* **Instruction**: Keep every line where the word "Scalability" appears; drop the rest.
+ + +
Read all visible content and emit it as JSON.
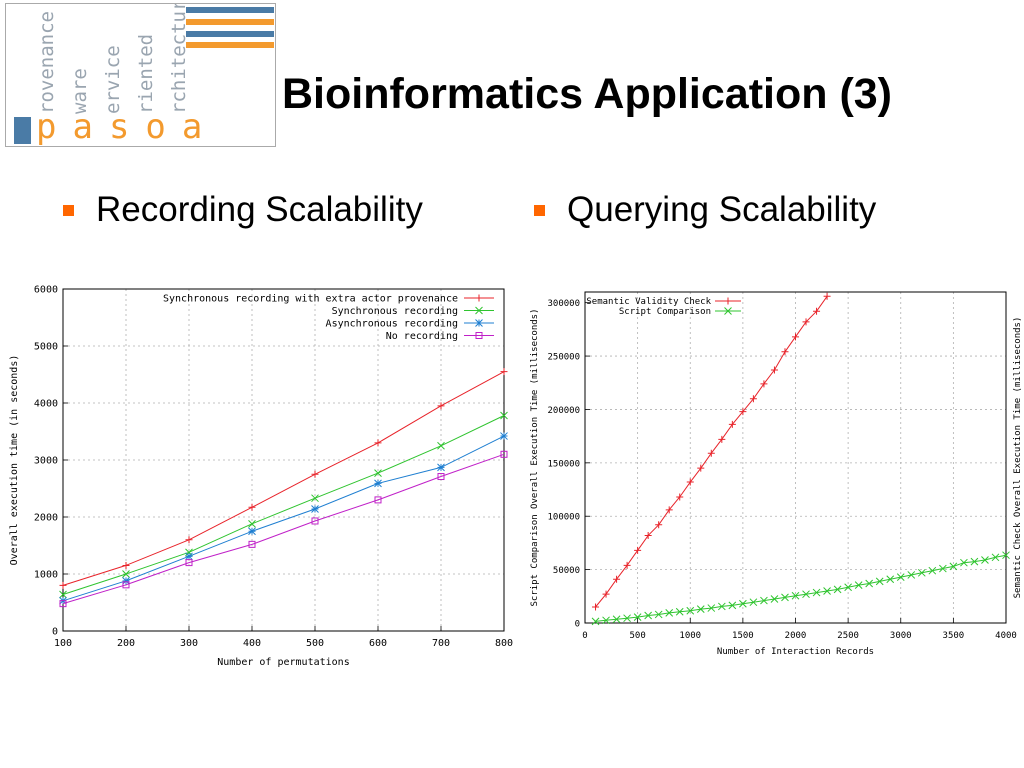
{
  "header": {
    "title": "Bioinformatics Application (3)"
  },
  "logo": {
    "words": [
      "rovenance",
      "ware",
      "ervice",
      "riented",
      "rchitecture"
    ],
    "brand": "pasoa",
    "colors": {
      "blue": "#4a7ba6",
      "orange": "#f39a2e",
      "gray": "#9aa5b0"
    }
  },
  "bullets": [
    {
      "label": "Recording Scalability"
    },
    {
      "label": "Querying Scalability"
    }
  ],
  "colors": {
    "bullet": "#ff6600"
  },
  "chart_data": [
    {
      "type": "line",
      "title": "",
      "xlabel": "Number of permutations",
      "ylabel": "Overall execution time (in seconds)",
      "xlim": [
        100,
        800
      ],
      "ylim": [
        0,
        6000
      ],
      "xticks": [
        100,
        200,
        300,
        400,
        500,
        600,
        700,
        800
      ],
      "yticks": [
        0,
        1000,
        2000,
        3000,
        4000,
        5000,
        6000
      ],
      "grid": true,
      "legend": "top-right",
      "x": [
        100,
        200,
        300,
        400,
        500,
        600,
        700,
        800
      ],
      "series": [
        {
          "name": "Synchronous recording with extra actor provenance",
          "color": "#e8232a",
          "marker": "plus",
          "values": [
            800,
            1150,
            1600,
            2170,
            2750,
            3300,
            3950,
            4550
          ]
        },
        {
          "name": "Synchronous recording",
          "color": "#2fc42f",
          "marker": "cross",
          "values": [
            640,
            1000,
            1380,
            1880,
            2330,
            2770,
            3250,
            3780
          ]
        },
        {
          "name": "Asynchronous recording",
          "color": "#1f7fd1",
          "marker": "star",
          "values": [
            530,
            880,
            1310,
            1750,
            2140,
            2590,
            2870,
            3420
          ]
        },
        {
          "name": "No recording",
          "color": "#c020c8",
          "marker": "square",
          "values": [
            480,
            810,
            1200,
            1520,
            1930,
            2300,
            2710,
            3100
          ]
        }
      ]
    },
    {
      "type": "line",
      "title": "",
      "xlabel": "Number of Interaction Records",
      "ylabel": "Script Comparison Overall Execution Time (milliseconds)",
      "y2label": "Semantic Check Overall Execution Time (milliseconds)",
      "xlim": [
        0,
        4000
      ],
      "ylim": [
        0,
        310000
      ],
      "xticks": [
        0,
        500,
        1000,
        1500,
        2000,
        2500,
        3000,
        3500,
        4000
      ],
      "yticks": [
        0,
        50000,
        100000,
        150000,
        200000,
        250000,
        300000
      ],
      "grid": true,
      "legend": "top-left",
      "series": [
        {
          "name": "Semantic Validity Check",
          "color": "#e8232a",
          "marker": "plus",
          "x": [
            100,
            200,
            300,
            400,
            500,
            600,
            700,
            800,
            900,
            1000,
            1100,
            1200,
            1300,
            1400,
            1500,
            1600,
            1700,
            1800,
            1900,
            2000,
            2100,
            2200,
            2300
          ],
          "values": [
            15000,
            27000,
            41000,
            54000,
            68000,
            82000,
            92000,
            106000,
            118000,
            132000,
            145000,
            159000,
            172000,
            186000,
            198000,
            210000,
            224000,
            237000,
            254000,
            268000,
            282000,
            292000,
            306000
          ]
        },
        {
          "name": "Script Comparison",
          "color": "#2fc42f",
          "marker": "cross",
          "x": [
            100,
            200,
            300,
            400,
            500,
            600,
            700,
            800,
            900,
            1000,
            1100,
            1200,
            1300,
            1400,
            1500,
            1600,
            1700,
            1800,
            1900,
            2000,
            2100,
            2200,
            2300,
            2400,
            2500,
            2600,
            2700,
            2800,
            2900,
            3000,
            3100,
            3200,
            3300,
            3400,
            3500,
            3600,
            3700,
            3800,
            3900,
            4000
          ],
          "values": [
            1500,
            2500,
            3500,
            4500,
            5500,
            7000,
            8000,
            9500,
            10500,
            11500,
            13000,
            14000,
            15500,
            16500,
            18000,
            19500,
            21000,
            22500,
            24000,
            25500,
            27000,
            28500,
            30000,
            31500,
            33500,
            35500,
            37000,
            39000,
            41000,
            43000,
            45000,
            47000,
            49000,
            51000,
            53000,
            56500,
            57500,
            59000,
            61500,
            63500
          ]
        }
      ]
    }
  ]
}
+ + +
* **Written answer**:
      "label": "Recording Scalability"
      "label": "Querying Scalability"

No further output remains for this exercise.